◆ **WRITTEN REQUEST**:
Output the records exactly as they appear, with no pictures included.

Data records
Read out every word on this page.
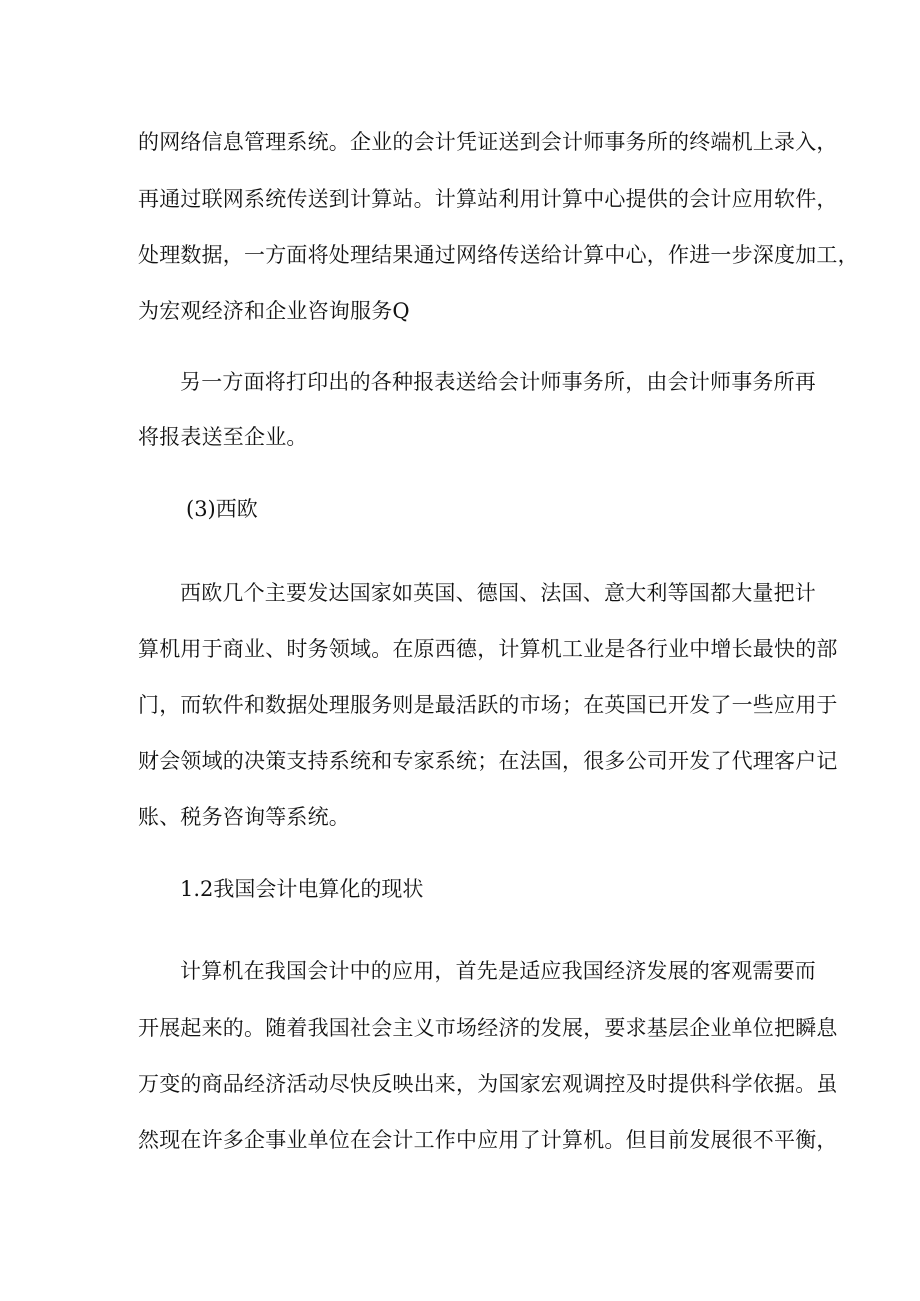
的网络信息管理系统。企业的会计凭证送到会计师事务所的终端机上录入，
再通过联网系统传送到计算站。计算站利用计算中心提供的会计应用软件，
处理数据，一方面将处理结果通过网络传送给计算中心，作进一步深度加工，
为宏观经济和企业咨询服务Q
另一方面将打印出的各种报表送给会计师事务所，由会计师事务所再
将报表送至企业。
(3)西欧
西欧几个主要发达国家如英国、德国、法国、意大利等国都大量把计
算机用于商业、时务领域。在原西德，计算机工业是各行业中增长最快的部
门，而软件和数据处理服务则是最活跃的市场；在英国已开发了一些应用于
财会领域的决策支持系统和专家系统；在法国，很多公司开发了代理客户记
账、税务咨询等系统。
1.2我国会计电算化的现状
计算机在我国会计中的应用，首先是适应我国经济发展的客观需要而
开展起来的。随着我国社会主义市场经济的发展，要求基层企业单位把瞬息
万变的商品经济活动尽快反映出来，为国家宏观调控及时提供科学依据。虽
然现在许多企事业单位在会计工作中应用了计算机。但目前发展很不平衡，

◆ **SOLUTION**:
Read out every word on this page.
的网络信息管理系统。企业的会计凭证送到会计师事务所的终端机上录入，
再通过联网系统传送到计算站。计算站利用计算中心提供的会计应用软件，
处理数据，一方面将处理结果通过网络传送给计算中心，作进一步深度加工，
为宏观经济和企业咨询服务Q
另一方面将打印出的各种报表送给会计师事务所，由会计师事务所再
将报表送至企业。
(3)西欧
西欧几个主要发达国家如英国、德国、法国、意大利等国都大量把计
算机用于商业、时务领域。在原西德，计算机工业是各行业中增长最快的部
门，而软件和数据处理服务则是最活跃的市场；在英国已开发了一些应用于
财会领域的决策支持系统和专家系统；在法国，很多公司开发了代理客户记
账、税务咨询等系统。
1.2我国会计电算化的现状
计算机在我国会计中的应用，首先是适应我国经济发展的客观需要而
开展起来的。随着我国社会主义市场经济的发展，要求基层企业单位把瞬息
万变的商品经济活动尽快反映出来，为国家宏观调控及时提供科学依据。虽
然现在许多企事业单位在会计工作中应用了计算机。但目前发展很不平衡，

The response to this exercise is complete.